GIVEN DATA:
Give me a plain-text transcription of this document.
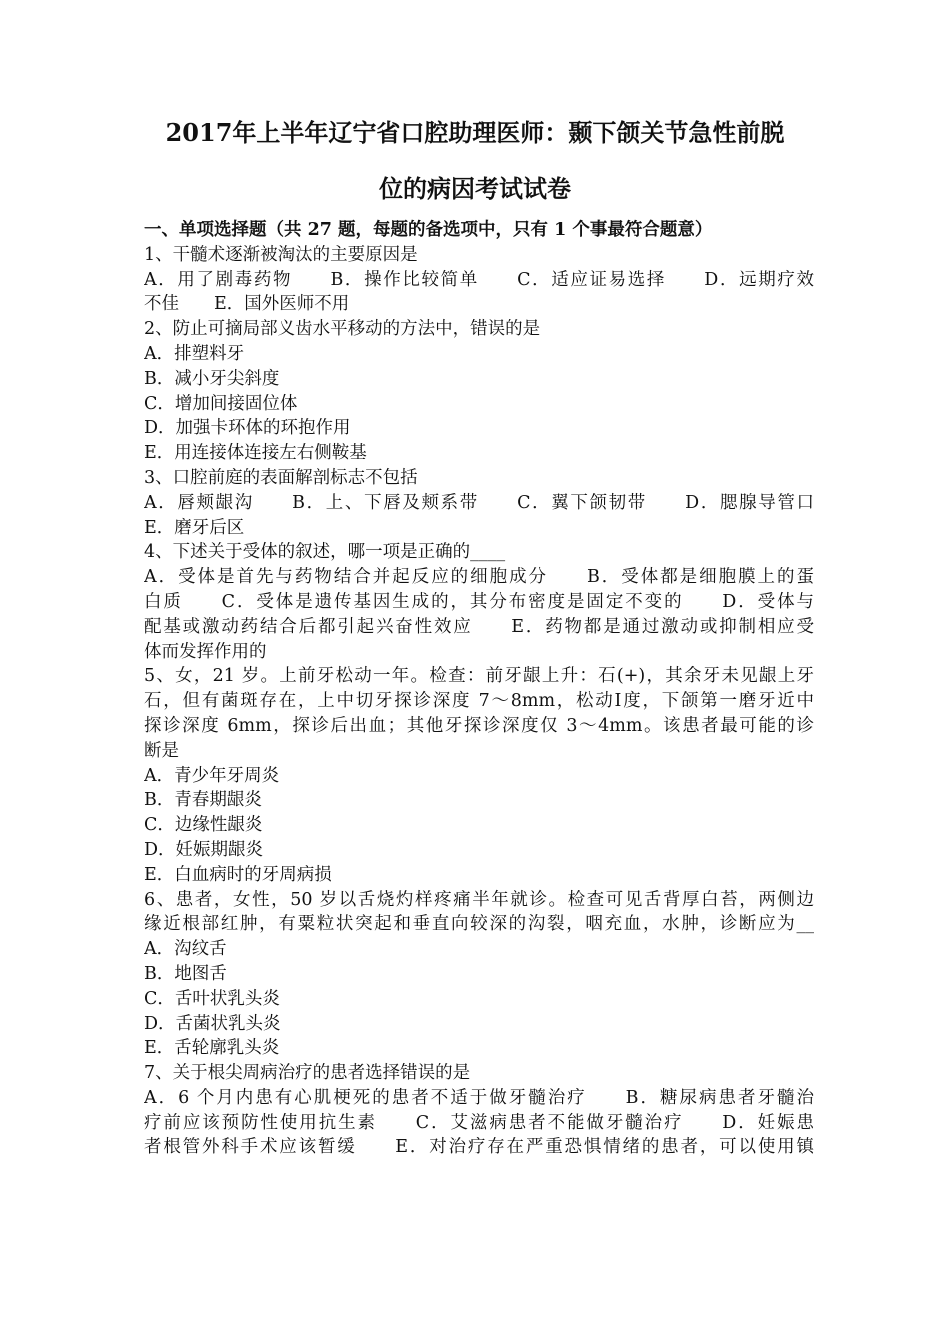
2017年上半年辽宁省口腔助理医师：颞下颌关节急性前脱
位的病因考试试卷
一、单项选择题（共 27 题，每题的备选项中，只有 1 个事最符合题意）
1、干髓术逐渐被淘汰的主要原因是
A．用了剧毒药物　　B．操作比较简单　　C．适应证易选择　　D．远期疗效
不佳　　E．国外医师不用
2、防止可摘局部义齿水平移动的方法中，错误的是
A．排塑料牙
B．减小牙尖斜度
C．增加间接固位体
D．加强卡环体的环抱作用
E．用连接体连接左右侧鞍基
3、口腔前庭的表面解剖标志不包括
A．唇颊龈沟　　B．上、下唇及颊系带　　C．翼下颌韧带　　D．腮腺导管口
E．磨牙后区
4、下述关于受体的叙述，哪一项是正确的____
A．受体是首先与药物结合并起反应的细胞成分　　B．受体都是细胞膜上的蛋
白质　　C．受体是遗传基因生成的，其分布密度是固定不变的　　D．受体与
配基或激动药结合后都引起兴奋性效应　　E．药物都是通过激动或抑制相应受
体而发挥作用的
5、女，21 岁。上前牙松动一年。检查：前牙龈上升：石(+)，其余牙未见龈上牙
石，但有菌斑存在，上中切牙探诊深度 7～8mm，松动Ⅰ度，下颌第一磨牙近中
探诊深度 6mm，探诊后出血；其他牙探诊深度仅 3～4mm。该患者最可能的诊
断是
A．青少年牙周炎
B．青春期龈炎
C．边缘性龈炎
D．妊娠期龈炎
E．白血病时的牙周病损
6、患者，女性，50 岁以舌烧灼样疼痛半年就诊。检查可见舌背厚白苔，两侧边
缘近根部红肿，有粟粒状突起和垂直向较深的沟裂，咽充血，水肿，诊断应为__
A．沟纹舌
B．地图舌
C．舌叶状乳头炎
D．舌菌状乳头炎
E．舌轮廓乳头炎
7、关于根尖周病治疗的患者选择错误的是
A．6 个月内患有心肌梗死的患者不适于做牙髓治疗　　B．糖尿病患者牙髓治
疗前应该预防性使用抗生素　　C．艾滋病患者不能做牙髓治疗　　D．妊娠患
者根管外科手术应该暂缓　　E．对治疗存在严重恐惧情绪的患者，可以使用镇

--

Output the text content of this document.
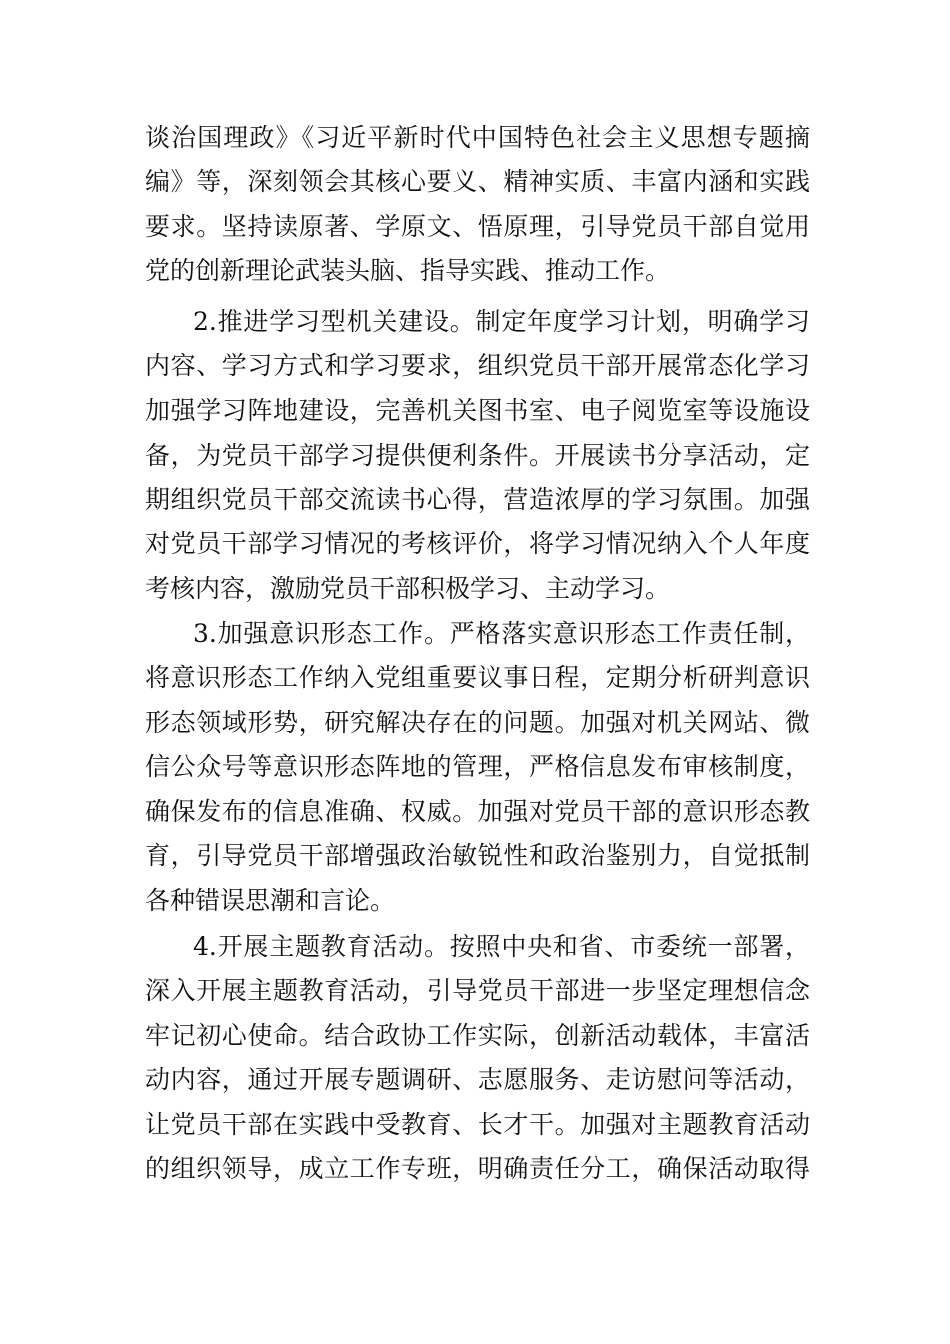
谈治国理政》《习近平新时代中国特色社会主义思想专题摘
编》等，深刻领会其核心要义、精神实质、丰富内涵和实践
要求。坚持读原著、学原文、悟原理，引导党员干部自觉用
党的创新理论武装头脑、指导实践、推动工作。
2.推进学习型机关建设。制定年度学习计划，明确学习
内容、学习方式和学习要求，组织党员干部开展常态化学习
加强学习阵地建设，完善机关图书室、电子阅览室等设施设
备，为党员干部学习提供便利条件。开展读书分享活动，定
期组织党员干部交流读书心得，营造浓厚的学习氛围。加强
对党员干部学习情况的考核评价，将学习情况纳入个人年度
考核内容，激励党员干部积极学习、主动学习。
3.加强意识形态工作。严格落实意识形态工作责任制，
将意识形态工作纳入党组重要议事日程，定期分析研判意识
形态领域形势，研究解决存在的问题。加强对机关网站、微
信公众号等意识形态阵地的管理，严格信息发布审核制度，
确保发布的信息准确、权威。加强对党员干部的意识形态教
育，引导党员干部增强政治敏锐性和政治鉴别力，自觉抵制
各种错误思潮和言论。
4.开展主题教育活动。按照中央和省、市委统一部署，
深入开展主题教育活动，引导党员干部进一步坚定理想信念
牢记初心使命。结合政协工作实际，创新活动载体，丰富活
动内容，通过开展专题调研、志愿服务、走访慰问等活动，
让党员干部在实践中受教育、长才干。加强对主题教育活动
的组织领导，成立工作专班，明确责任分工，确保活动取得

EXERCISE: Search the records for the string "text" and return every line in which it occurs.

FULL ANSWER:
Give me a plain-text transcription of this document.
Output the text content of this document.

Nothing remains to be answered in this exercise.